◆ Objective ◆
Lift out all lines below that contain "this".

◆ Dataset records ◆
____________________

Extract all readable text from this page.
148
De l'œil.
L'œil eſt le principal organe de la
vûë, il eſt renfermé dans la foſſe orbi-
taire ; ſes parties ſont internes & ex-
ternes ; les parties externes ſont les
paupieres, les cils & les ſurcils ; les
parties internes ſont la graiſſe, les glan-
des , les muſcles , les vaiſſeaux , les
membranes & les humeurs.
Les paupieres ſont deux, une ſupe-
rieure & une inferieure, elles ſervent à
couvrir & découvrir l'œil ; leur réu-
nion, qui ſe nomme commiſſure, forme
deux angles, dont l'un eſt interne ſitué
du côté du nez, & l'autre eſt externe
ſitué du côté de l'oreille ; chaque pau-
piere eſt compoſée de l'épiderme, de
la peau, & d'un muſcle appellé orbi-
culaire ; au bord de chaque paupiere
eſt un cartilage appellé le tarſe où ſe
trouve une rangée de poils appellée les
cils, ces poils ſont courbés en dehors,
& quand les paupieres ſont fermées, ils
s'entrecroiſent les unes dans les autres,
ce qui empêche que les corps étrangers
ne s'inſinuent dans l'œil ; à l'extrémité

____________________

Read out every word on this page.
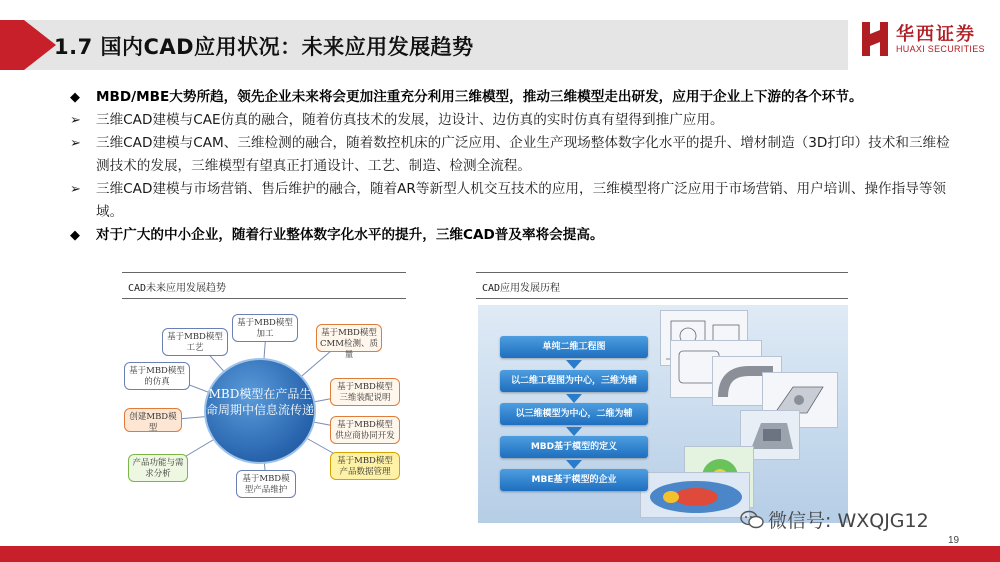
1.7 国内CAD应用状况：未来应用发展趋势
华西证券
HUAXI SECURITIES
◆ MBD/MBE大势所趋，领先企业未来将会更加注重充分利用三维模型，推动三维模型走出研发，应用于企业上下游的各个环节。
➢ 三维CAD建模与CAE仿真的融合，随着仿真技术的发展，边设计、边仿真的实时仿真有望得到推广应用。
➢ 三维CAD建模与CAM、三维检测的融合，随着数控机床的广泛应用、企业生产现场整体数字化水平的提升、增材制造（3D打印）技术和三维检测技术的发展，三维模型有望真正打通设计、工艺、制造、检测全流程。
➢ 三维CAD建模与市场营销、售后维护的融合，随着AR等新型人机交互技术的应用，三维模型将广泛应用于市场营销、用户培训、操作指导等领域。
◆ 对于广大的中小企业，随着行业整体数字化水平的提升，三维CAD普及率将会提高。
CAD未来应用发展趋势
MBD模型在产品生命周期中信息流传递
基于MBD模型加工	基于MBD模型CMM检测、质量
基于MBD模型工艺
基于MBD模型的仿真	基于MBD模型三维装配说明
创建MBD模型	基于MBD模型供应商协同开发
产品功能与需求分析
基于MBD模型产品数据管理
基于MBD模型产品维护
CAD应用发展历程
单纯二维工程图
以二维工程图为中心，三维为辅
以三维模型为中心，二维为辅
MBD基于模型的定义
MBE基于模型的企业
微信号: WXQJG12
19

____________________

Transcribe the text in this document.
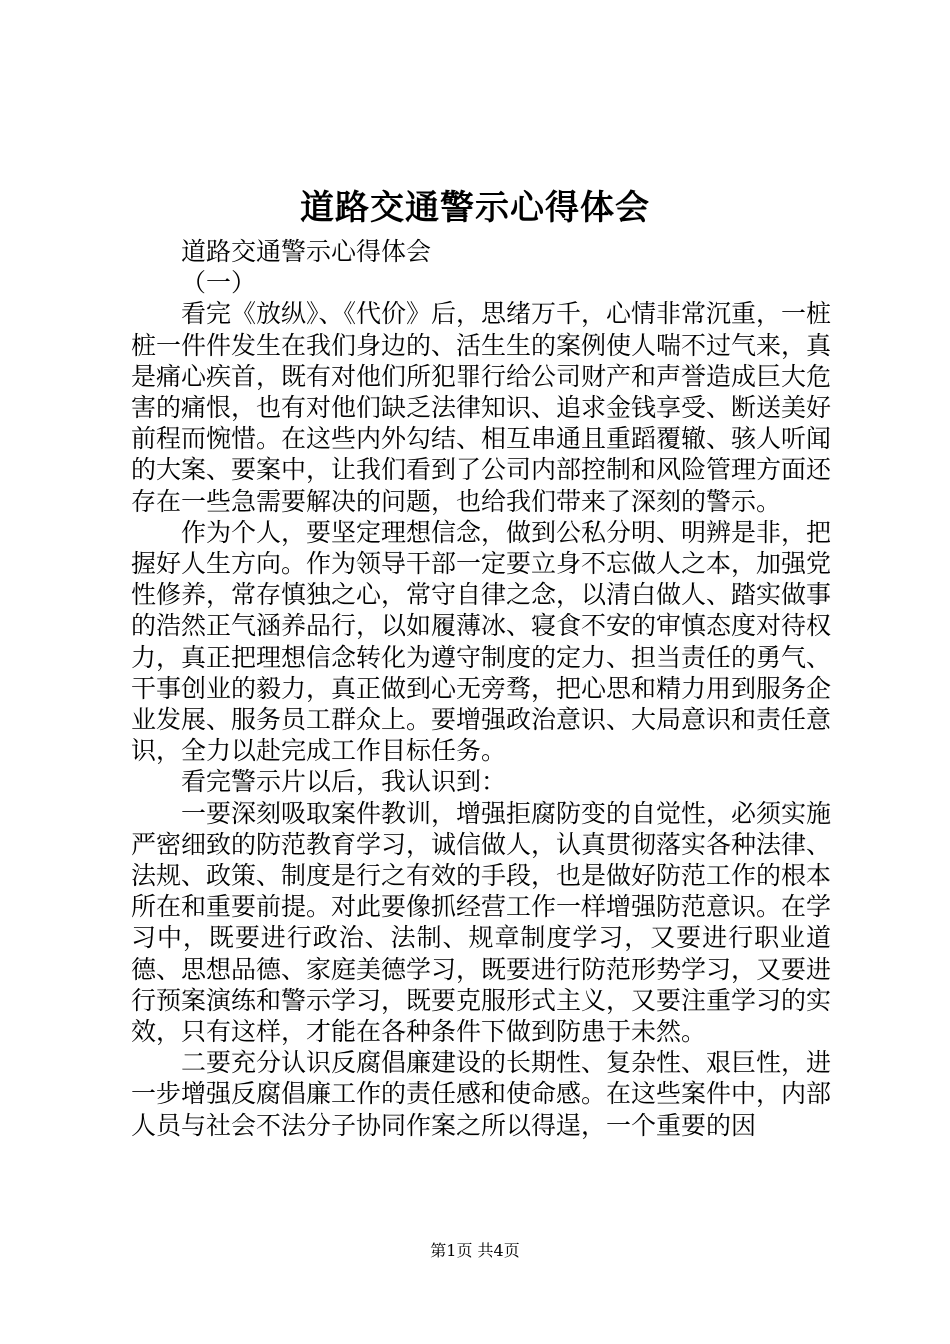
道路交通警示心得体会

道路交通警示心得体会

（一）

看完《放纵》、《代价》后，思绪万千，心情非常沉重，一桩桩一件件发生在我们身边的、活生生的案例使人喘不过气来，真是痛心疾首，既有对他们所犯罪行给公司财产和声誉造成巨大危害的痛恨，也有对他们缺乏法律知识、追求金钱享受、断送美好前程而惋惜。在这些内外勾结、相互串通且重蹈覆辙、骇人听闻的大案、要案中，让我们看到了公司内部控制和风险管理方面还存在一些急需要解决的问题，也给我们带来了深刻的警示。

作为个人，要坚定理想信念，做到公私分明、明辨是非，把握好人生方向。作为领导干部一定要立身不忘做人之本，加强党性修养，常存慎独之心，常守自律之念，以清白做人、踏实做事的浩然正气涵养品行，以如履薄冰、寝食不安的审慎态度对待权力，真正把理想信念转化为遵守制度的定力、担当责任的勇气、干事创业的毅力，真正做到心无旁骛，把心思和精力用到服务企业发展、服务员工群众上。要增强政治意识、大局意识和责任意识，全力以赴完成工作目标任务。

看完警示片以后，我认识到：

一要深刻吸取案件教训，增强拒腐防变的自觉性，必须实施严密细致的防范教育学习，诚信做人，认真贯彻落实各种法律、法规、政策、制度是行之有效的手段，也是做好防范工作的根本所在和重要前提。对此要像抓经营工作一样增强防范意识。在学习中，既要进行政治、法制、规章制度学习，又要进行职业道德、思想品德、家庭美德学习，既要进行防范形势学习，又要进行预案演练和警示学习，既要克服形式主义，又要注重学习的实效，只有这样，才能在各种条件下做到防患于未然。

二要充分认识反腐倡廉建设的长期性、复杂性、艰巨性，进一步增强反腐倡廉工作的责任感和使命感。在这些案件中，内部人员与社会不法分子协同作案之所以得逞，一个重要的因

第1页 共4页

____________________

◆ Full answer ◆
Extract all readable text from this page.
Read out every word on this page.
Transcribe the text in this document.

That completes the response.